— begin RECORDS FOR THE TASK —
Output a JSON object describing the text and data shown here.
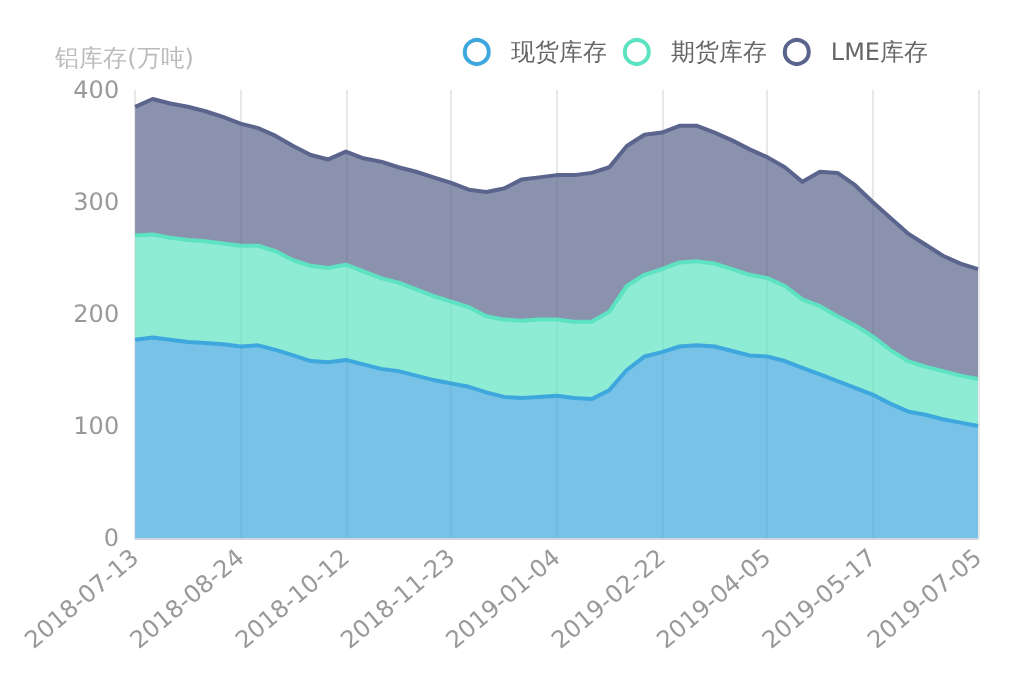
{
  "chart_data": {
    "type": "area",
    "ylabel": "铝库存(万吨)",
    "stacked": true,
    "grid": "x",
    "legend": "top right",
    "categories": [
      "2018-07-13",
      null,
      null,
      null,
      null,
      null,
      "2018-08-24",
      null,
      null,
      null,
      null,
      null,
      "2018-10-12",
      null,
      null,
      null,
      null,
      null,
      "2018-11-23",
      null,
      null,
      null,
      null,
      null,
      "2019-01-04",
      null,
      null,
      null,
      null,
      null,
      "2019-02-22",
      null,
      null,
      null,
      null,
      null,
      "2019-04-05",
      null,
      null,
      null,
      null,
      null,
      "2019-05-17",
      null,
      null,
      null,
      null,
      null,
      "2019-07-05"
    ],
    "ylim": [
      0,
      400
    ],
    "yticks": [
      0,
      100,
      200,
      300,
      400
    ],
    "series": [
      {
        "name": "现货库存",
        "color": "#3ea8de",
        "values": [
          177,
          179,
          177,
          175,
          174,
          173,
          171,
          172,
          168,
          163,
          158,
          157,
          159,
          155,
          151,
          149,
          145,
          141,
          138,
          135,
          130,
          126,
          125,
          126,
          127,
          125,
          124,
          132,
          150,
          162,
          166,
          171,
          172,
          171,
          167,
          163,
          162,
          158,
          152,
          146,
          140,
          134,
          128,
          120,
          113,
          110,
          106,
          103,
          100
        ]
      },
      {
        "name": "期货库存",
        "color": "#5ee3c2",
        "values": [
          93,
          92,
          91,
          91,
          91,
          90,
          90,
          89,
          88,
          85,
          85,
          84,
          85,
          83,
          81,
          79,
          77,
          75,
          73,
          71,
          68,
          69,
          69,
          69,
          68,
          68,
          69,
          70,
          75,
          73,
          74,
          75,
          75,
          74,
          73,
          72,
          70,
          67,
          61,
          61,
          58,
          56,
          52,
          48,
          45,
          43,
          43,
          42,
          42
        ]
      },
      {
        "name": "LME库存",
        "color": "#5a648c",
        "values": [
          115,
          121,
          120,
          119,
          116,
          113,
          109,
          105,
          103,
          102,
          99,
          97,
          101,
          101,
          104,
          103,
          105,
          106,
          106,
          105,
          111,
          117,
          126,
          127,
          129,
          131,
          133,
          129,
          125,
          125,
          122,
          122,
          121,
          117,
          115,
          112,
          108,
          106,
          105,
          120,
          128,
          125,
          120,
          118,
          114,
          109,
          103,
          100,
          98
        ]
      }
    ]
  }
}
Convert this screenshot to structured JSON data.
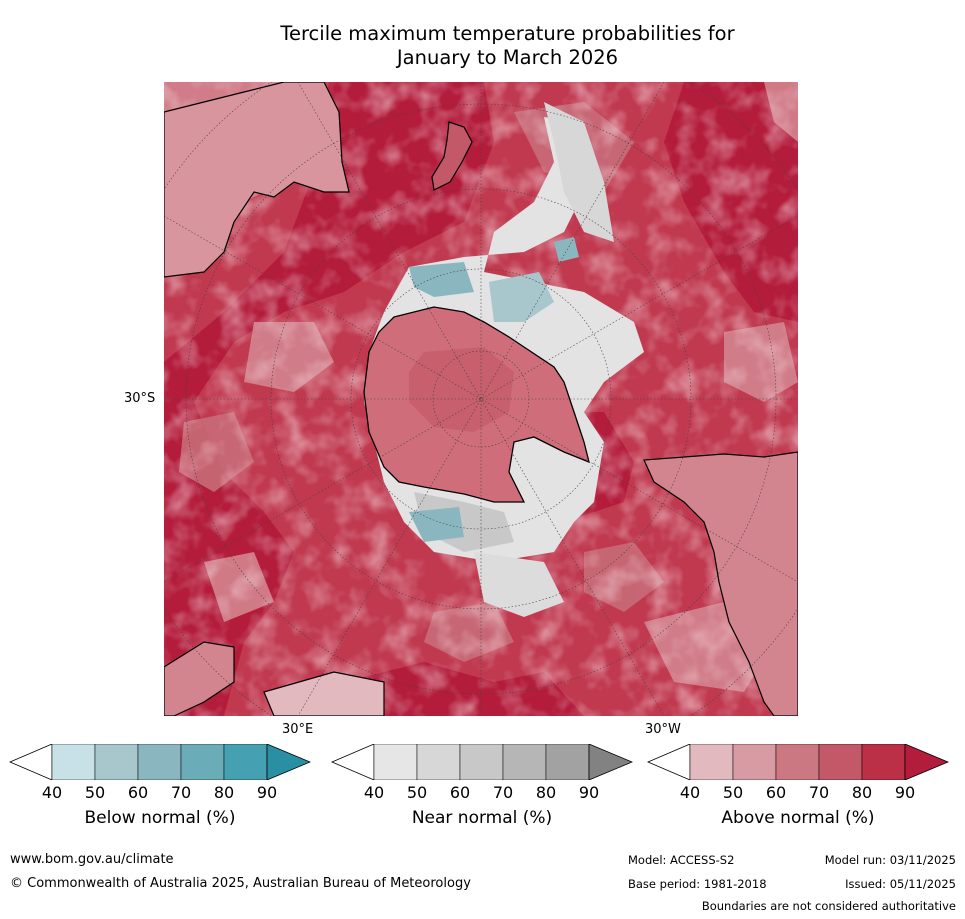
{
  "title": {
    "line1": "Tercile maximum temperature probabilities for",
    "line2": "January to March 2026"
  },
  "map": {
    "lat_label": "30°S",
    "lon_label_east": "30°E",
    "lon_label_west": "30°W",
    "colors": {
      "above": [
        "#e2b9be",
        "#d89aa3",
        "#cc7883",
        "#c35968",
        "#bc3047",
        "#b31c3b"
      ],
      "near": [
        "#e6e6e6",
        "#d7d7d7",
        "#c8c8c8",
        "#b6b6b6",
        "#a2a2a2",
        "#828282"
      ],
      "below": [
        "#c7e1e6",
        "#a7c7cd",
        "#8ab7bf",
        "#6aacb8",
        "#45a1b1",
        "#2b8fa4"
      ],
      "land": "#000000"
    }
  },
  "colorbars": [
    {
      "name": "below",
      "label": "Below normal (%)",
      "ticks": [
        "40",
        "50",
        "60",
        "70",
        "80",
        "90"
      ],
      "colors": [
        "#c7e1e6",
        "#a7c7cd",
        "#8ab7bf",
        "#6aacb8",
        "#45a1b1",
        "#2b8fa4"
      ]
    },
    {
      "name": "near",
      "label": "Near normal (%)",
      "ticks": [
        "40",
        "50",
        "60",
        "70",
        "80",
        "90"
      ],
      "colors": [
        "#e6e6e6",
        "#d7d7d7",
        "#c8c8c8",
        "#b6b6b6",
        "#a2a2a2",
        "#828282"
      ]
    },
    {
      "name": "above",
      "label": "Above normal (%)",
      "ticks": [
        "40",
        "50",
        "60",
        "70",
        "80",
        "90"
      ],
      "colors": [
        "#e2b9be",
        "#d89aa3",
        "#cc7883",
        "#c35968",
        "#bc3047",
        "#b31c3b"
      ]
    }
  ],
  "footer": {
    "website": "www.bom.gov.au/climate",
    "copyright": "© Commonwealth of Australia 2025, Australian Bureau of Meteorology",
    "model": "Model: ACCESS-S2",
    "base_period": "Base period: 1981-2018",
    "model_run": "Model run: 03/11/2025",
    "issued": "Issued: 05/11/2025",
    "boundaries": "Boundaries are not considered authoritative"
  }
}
— end RECORDS FOR THE TASK —
> _GOAL OF THE EXERCISE_
Quote every entry exactly, with the pictures omitted.

> _THE RESULT_
Output a JSON object describing the text and data shown here.
{
  "chart_data": {
    "type": "area",
    "ylabel": "铝库存(万吨)",
    "stacked": true,
    "grid": "x",
    "legend": "top right",
    "categories": [
      "2018-07-13",
      null,
      null,
      null,
      null,
      null,
      "2018-08-24",
      null,
      null,
      null,
      null,
      null,
      "2018-10-12",
      null,
      null,
      null,
      null,
      null,
      "2018-11-23",
      null,
      null,
      null,
      null,
      null,
      "2019-01-04",
      null,
      null,
      null,
      null,
      null,
      "2019-02-22",
      null,
      null,
      null,
      null,
      null,
      "2019-04-05",
      null,
      null,
      null,
      null,
      null,
      "2019-05-17",
      null,
      null,
      null,
      null,
      null,
      "2019-07-05"
    ],
    "ylim": [
      0,
      400
    ],
    "yticks": [
      0,
      100,
      200,
      300,
      400
    ],
    "series": [
      {
        "name": "现货库存",
        "color": "#3ea8de",
        "values": [
          177,
          179,
          177,
          175,
          174,
          173,
          171,
          172,
          168,
          163,
          158,
          157,
          159,
          155,
          151,
          149,
          145,
          141,
          138,
          135,
          130,
          126,
          125,
          126,
          127,
          125,
          124,
          132,
          150,
          162,
          166,
          171,
          172,
          171,
          167,
          163,
          162,
          158,
          152,
          146,
          140,
          134,
          128,
          120,
          113,
          110,
          106,
          103,
          100
        ]
      },
      {
        "name": "期货库存",
        "color": "#5ee3c2",
        "values": [
          93,
          92,
          91,
          91,
          91,
          90,
          90,
          89,
          88,
          85,
          85,
          84,
          85,
          83,
          81,
          79,
          77,
          75,
          73,
          71,
          68,
          69,
          69,
          69,
          68,
          68,
          69,
          70,
          75,
          73,
          74,
          75,
          75,
          74,
          73,
          72,
          70,
          67,
          61,
          61,
          58,
          56,
          52,
          48,
          45,
          43,
          43,
          42,
          42
        ]
      },
      {
        "name": "LME库存",
        "color": "#5a648c",
        "values": [
          115,
          121,
          120,
          119,
          116,
          113,
          109,
          105,
          103,
          102,
          99,
          97,
          101,
          101,
          104,
          103,
          105,
          106,
          106,
          105,
          111,
          117,
          126,
          127,
          129,
          131,
          133,
          129,
          125,
          125,
          122,
          122,
          121,
          117,
          115,
          112,
          108,
          106,
          105,
          120,
          128,
          125,
          120,
          118,
          114,
          109,
          103,
          100,
          98
        ]
      }
    ]
  }
}
Convert this screenshot to structured JSON data.
{
  "title": {
    "line1": "Tercile maximum temperature probabilities for",
    "line2": "January to March 2026"
  },
  "map": {
    "lat_label": "30°S",
    "lon_label_east": "30°E",
    "lon_label_west": "30°W",
    "colors": {
      "above": [
        "#e2b9be",
        "#d89aa3",
        "#cc7883",
        "#c35968",
        "#bc3047",
        "#b31c3b"
      ],
      "near": [
        "#e6e6e6",
        "#d7d7d7",
        "#c8c8c8",
        "#b6b6b6",
        "#a2a2a2",
        "#828282"
      ],
      "below": [
        "#c7e1e6",
        "#a7c7cd",
        "#8ab7bf",
        "#6aacb8",
        "#45a1b1",
        "#2b8fa4"
      ],
      "land": "#000000"
    }
  },
  "colorbars": [
    {
      "name": "below",
      "label": "Below normal (%)",
      "ticks": [
        "40",
        "50",
        "60",
        "70",
        "80",
        "90"
      ],
      "colors": [
        "#c7e1e6",
        "#a7c7cd",
        "#8ab7bf",
        "#6aacb8",
        "#45a1b1",
        "#2b8fa4"
      ]
    },
    {
      "name": "near",
      "label": "Near normal (%)",
      "ticks": [
        "40",
        "50",
        "60",
        "70",
        "80",
        "90"
      ],
      "colors": [
        "#e6e6e6",
        "#d7d7d7",
        "#c8c8c8",
        "#b6b6b6",
        "#a2a2a2",
        "#828282"
      ]
    },
    {
      "name": "above",
      "label": "Above normal (%)",
      "ticks": [
        "40",
        "50",
        "60",
        "70",
        "80",
        "90"
      ],
      "colors": [
        "#e2b9be",
        "#d89aa3",
        "#cc7883",
        "#c35968",
        "#bc3047",
        "#b31c3b"
      ]
    }
  ],
  "footer": {
    "website": "www.bom.gov.au/climate",
    "copyright": "© Commonwealth of Australia 2025, Australian Bureau of Meteorology",
    "model": "Model: ACCESS-S2",
    "base_period": "Base period: 1981-2018",
    "model_run": "Model run: 03/11/2025",
    "issued": "Issued: 05/11/2025",
    "boundaries": "Boundaries are not considered authoritative"
  }
}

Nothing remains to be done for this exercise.